** TASK DESCRIPTION **
Write out the passage of the 2x2 weave training thread from "Susan Garrett is" up to and including "her teaching/training style.".
==== DOCUMENT SECTION ====
# 2x2 weave training



## SwimDog (Sep 28, 2014)

Do you have weave poles at home/will you be getting the kind of poles needed?

I think there is a lot of beautiful training in that DVD. It's what I have used for quite a while - recently I've been using Silvia Trkman's version. There are benefits to both - they are both really well done training plans that have been very successful for many people.

DVDs are expensive - but that would be less than two half-hour agility private lessons here - and getting weave poles fixed/trained at home will let you use lesson or class time for other things. You are easily able to resell these sorts of DVDs online (harder to buy - they don't get sold often!).


----------



## Jennifer1 (Mar 31, 2012)

Thanks
I do have a set of 6 poles at home to get me started.
You are right, it is the same price as most 6 week classes here and the same as many of the online courses.


----------



## SwimDog (Sep 28, 2014)

How is your set of 6 poles built - as in - do they come apart into 3 sets of 2 (that's what you need for the 2x2).

Susan Garrett is doing a free mini online course (search on here for 'recallers" it's been discussed) - that would give you an idea of her teaching/training style.


----------



## Jennifer1 (Mar 31, 2012)

The poles are pvc channel weaves. They all come apart so I can have in any number from 1-6.
I'm actually signed up for her free recallers and really like it.


----------



## sammydog (Aug 23, 2008)

I bought Susan Garrett's video and used it for Lindy and then her sister Penny, but with the MEB take on it. I am very happy with their weaves! I would recommend the video! Maybe you can find someone to borrow it from. 

Here is a link to the MEB article
http://www.kineticdog.com/Files/2 x 2 PDF.pdf

Have fun!


----------



## ILoveMyGolden (Oct 19, 2006)
==== ENTRIES SUPPLIED ====
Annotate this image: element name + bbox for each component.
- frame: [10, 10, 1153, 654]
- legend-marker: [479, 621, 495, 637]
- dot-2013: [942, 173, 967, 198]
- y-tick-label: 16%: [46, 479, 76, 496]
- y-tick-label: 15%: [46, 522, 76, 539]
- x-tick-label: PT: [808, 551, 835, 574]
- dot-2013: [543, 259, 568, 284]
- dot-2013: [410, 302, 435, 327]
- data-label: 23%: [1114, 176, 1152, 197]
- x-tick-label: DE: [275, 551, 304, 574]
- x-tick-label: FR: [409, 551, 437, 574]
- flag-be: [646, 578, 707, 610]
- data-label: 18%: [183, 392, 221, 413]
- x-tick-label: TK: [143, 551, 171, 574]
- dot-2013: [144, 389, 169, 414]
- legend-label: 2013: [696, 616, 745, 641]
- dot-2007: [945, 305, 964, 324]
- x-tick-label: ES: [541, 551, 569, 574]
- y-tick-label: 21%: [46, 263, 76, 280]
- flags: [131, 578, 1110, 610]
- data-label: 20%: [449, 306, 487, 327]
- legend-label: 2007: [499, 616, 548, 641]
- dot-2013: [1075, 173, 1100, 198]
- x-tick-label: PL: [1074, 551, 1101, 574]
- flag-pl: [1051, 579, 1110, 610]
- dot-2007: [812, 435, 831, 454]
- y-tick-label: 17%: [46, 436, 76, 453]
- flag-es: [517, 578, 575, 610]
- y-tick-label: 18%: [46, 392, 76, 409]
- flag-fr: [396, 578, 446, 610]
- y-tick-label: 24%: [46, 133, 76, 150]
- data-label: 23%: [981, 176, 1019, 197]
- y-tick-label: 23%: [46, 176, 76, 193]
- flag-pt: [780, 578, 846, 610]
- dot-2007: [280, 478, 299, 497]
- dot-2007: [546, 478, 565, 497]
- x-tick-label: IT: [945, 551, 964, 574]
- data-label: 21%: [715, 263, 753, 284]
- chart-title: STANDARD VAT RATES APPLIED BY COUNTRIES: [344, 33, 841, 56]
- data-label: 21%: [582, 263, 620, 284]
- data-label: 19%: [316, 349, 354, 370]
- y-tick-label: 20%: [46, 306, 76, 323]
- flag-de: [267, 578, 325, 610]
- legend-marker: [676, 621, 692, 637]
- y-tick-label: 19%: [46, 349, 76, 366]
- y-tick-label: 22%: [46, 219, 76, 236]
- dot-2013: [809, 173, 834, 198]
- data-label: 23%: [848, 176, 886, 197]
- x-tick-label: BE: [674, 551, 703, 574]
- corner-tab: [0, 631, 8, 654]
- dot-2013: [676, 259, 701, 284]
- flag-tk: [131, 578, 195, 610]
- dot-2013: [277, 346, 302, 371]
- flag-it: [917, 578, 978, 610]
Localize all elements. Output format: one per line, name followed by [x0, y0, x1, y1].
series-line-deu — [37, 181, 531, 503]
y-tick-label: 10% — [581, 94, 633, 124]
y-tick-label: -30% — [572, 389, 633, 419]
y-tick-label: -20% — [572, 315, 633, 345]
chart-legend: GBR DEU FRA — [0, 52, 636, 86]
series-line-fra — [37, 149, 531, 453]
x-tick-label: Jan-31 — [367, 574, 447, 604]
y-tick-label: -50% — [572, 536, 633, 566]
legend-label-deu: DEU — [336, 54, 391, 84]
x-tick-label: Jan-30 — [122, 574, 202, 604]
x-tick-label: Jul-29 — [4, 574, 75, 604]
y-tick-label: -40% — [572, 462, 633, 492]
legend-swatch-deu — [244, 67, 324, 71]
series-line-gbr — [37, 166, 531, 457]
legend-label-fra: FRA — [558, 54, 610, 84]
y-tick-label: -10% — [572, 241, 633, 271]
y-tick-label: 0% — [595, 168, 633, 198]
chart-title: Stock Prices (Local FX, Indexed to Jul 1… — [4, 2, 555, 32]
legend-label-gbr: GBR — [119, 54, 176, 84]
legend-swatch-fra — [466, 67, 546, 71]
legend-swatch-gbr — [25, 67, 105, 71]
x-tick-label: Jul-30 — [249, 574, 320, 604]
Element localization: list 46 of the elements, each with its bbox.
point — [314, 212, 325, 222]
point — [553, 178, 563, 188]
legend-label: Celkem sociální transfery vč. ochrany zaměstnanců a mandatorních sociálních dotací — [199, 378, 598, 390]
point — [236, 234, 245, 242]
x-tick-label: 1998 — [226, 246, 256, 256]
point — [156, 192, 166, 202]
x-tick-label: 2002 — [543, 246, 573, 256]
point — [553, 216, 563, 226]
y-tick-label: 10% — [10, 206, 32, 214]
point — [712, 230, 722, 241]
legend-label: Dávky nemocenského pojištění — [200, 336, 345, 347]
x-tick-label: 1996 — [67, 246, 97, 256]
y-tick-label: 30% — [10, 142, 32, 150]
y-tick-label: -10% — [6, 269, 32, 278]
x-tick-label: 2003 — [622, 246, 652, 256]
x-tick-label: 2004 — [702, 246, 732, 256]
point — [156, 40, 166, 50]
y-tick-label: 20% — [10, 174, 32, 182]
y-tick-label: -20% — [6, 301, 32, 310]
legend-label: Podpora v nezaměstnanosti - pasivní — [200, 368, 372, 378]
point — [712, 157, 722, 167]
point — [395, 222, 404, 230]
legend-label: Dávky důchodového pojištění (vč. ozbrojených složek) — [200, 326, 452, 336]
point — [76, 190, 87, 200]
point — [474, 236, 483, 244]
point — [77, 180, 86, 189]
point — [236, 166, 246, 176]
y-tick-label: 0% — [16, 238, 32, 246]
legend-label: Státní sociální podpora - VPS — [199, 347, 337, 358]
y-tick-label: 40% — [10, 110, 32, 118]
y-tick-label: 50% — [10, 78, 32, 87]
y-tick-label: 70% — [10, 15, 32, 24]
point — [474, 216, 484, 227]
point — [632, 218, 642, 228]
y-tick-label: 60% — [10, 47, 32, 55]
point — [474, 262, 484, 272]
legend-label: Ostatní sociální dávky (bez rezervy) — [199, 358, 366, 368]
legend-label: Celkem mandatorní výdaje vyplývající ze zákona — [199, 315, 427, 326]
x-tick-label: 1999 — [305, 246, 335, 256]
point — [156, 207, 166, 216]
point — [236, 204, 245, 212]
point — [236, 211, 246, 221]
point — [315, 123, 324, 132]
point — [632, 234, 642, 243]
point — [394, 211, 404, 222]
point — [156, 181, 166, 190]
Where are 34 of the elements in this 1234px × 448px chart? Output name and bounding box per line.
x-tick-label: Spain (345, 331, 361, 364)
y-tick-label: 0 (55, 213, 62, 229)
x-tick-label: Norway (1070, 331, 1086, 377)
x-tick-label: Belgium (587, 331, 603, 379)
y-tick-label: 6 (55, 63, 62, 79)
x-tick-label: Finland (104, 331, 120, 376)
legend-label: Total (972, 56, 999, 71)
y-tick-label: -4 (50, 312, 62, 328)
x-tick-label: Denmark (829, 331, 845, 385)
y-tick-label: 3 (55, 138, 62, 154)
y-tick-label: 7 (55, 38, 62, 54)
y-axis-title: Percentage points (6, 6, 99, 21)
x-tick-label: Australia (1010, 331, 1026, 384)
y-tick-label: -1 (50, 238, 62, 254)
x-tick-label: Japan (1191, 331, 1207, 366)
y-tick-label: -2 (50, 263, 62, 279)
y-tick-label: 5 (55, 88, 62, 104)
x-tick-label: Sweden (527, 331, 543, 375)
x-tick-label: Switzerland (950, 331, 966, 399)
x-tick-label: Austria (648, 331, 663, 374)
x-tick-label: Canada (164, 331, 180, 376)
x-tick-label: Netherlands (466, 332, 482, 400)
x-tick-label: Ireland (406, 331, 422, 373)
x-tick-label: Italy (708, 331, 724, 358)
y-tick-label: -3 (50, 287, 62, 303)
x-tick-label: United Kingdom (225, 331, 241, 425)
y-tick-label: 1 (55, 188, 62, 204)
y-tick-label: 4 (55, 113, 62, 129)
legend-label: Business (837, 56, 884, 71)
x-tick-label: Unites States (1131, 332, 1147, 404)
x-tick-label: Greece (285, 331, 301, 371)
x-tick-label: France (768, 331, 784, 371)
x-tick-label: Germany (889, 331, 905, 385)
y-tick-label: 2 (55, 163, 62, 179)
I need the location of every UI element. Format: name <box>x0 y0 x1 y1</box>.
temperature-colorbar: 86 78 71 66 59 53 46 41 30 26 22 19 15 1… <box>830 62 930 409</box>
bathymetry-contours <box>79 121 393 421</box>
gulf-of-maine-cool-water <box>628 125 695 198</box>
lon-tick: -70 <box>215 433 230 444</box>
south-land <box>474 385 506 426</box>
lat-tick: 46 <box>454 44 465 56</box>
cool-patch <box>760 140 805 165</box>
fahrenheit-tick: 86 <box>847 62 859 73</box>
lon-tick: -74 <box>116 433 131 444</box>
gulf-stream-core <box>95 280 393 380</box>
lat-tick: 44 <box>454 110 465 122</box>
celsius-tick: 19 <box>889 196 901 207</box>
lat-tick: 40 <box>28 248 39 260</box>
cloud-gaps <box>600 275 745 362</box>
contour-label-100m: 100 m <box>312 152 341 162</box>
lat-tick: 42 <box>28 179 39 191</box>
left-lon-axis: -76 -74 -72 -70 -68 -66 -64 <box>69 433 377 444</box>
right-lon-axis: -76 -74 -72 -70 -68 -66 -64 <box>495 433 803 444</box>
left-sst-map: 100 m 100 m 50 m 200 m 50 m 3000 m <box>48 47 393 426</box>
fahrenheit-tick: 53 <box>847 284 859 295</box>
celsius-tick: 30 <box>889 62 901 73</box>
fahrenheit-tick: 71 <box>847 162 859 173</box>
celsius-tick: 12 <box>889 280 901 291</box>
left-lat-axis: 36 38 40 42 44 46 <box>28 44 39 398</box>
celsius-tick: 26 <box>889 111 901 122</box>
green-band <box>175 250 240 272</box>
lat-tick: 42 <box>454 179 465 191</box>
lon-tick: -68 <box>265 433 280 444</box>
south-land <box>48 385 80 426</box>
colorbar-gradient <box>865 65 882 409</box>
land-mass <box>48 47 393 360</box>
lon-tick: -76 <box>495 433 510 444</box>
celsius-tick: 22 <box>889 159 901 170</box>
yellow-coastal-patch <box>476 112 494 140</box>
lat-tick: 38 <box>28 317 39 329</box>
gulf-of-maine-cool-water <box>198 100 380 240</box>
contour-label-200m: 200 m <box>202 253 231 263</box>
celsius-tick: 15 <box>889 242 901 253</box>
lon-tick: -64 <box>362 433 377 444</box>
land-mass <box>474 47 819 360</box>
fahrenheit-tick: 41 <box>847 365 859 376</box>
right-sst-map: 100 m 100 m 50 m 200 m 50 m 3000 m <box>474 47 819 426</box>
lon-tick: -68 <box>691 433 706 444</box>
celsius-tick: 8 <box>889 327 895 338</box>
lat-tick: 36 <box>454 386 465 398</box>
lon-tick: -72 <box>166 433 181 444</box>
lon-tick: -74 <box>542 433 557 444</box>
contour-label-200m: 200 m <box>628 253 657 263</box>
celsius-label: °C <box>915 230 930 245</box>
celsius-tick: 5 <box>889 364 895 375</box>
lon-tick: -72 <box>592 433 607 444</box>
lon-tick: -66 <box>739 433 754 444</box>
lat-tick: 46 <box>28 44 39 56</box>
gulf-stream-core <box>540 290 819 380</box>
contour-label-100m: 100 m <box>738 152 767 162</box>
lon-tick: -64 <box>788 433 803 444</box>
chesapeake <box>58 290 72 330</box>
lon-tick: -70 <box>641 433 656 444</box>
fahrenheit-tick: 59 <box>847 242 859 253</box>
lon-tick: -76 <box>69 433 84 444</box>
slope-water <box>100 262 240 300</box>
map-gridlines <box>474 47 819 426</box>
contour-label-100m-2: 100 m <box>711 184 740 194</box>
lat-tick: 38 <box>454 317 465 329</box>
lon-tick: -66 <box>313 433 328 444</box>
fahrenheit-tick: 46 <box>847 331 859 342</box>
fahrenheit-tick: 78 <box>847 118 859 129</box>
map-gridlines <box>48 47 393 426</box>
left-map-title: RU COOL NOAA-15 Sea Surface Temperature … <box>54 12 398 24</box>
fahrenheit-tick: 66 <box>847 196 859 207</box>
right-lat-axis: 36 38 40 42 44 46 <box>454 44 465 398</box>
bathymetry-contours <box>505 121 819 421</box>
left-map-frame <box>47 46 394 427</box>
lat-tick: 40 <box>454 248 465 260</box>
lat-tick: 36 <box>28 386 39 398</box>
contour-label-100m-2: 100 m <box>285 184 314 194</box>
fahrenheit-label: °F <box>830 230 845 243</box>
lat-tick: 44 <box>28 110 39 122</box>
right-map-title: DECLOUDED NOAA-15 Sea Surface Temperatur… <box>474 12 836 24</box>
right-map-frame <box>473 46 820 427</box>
====
** SOLUTION TO THIS EXERCISE **
Susan Garrett is doing a free mini online course (search on here for 'recallers" it's been discussed) - that would give you an idea of her teaching/training style.